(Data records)

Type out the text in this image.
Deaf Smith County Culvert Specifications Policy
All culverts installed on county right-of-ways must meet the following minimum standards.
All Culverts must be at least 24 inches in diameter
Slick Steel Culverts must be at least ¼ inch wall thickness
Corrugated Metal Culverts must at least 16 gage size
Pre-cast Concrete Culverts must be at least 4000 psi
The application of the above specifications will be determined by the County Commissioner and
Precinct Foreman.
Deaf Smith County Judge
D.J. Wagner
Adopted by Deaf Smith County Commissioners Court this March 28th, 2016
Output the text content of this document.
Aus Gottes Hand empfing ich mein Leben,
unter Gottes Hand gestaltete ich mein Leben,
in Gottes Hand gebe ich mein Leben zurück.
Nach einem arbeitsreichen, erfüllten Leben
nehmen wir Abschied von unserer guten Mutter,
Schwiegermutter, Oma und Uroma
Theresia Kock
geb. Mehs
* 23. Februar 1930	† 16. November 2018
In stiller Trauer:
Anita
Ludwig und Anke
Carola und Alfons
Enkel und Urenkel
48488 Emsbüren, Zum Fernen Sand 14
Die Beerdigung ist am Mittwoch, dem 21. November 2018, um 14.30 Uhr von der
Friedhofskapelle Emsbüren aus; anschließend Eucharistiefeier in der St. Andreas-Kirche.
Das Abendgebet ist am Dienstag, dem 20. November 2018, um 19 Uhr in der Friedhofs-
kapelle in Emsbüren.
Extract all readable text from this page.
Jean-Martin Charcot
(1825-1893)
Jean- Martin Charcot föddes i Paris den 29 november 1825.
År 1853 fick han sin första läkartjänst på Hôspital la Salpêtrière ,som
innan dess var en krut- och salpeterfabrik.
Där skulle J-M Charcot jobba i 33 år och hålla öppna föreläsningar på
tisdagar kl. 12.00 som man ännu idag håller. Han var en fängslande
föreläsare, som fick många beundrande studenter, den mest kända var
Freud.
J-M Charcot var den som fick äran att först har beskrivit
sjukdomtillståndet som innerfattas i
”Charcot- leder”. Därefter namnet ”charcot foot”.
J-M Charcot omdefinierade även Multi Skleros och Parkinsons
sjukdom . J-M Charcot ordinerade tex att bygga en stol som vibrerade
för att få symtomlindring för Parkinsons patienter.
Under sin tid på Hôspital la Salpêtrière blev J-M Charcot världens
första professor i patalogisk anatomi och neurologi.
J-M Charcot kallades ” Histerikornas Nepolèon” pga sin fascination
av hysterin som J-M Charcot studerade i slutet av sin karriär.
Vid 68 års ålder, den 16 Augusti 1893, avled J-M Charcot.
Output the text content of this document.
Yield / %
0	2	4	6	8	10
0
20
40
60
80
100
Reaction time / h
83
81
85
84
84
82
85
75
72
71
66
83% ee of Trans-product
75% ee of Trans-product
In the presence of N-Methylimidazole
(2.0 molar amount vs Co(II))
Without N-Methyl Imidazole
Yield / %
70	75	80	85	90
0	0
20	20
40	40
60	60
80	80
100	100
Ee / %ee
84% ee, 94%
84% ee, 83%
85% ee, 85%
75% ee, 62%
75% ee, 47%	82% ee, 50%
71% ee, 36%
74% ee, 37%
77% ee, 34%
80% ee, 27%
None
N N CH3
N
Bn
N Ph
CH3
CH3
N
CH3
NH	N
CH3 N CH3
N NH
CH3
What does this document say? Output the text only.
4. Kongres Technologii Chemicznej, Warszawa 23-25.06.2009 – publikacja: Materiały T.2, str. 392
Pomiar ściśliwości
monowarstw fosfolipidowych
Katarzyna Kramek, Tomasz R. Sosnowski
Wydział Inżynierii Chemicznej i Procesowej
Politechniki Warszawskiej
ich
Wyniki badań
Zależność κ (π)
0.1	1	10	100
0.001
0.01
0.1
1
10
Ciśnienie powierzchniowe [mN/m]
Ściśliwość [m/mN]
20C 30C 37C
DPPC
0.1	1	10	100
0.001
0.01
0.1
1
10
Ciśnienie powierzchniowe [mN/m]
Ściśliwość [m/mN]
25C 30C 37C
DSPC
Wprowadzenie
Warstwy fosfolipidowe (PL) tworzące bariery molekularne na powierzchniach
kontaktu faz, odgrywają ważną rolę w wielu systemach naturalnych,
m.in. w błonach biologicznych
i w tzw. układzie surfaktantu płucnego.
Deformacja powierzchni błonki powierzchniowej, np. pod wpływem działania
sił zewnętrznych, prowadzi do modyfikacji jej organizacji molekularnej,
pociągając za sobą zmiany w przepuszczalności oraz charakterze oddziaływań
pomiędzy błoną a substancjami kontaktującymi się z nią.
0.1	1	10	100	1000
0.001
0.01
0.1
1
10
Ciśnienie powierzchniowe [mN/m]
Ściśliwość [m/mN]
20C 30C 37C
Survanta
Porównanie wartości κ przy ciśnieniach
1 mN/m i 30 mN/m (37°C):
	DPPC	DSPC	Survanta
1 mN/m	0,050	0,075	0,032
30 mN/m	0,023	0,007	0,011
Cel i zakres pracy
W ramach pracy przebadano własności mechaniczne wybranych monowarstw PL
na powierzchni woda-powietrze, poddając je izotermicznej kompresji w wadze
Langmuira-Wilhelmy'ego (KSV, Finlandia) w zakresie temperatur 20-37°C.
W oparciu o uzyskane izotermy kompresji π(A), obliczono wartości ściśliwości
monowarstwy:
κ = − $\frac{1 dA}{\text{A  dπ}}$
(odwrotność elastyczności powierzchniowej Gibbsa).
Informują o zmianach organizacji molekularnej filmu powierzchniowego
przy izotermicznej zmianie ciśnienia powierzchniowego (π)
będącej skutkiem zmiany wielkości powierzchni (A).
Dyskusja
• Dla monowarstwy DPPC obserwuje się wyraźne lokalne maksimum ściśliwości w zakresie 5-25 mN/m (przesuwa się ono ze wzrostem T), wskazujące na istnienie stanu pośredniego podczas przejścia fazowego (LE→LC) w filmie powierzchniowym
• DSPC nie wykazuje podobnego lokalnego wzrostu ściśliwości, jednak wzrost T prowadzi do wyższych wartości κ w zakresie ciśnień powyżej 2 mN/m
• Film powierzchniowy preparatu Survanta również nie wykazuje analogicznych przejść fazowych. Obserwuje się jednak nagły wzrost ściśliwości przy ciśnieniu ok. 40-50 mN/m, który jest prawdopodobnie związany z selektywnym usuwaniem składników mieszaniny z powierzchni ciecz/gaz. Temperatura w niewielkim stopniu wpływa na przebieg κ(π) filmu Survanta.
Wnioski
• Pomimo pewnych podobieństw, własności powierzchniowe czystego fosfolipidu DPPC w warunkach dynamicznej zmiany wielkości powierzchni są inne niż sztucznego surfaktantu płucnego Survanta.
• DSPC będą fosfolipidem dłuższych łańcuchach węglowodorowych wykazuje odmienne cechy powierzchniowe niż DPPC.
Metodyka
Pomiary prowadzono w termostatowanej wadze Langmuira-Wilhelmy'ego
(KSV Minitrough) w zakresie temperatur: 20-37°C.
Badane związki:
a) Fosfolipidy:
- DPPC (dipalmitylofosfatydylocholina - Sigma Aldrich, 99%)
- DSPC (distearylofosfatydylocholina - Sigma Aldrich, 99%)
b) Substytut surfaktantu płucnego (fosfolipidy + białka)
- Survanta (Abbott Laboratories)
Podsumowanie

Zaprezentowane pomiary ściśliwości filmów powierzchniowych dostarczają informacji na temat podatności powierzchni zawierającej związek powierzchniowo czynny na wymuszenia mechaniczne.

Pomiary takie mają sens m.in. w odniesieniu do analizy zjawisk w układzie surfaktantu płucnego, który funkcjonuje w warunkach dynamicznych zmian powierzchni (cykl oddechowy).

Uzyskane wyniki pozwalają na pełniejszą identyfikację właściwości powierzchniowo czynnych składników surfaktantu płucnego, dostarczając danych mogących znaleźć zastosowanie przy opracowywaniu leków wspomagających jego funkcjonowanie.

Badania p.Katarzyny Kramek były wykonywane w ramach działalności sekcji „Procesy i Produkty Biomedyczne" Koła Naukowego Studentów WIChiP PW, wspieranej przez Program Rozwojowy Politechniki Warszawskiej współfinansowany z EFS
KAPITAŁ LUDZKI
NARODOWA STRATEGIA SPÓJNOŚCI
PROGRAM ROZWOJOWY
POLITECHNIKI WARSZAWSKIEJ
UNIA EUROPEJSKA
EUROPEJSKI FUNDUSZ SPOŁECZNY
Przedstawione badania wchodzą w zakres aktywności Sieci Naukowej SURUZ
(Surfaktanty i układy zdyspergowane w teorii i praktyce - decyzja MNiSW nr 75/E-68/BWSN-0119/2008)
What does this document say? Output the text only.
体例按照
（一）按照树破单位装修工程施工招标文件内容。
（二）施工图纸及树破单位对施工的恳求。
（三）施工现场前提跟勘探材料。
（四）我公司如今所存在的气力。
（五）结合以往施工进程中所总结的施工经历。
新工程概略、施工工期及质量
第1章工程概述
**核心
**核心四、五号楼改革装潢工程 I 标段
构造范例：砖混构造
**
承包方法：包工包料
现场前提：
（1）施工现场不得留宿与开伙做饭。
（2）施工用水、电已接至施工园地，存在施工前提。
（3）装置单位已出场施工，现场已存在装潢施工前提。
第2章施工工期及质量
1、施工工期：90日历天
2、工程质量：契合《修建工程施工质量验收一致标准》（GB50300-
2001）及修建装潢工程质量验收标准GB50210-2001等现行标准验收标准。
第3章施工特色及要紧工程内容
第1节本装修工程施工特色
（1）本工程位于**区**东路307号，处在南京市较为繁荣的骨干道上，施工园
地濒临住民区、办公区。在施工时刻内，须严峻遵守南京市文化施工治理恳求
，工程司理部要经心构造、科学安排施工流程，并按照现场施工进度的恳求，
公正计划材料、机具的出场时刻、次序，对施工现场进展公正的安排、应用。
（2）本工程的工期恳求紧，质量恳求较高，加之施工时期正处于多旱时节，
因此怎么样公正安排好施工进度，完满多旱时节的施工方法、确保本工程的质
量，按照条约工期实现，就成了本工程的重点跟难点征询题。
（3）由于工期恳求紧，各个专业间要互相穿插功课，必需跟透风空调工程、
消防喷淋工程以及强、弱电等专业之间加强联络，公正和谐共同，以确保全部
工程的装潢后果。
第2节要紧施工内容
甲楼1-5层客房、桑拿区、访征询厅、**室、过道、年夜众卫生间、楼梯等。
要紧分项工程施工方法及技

**Short task:** Copy out the lines that hold "text".

**Finished answer:**
Type out the text in this image.
Output the text content of this document.
Extract all readable text from this page.
Output the text content of this document.
What does this document say? Output the text only.
κ = − $\frac{1 dA}{\text{A  dπ}}$
What does this document say? Output the text only.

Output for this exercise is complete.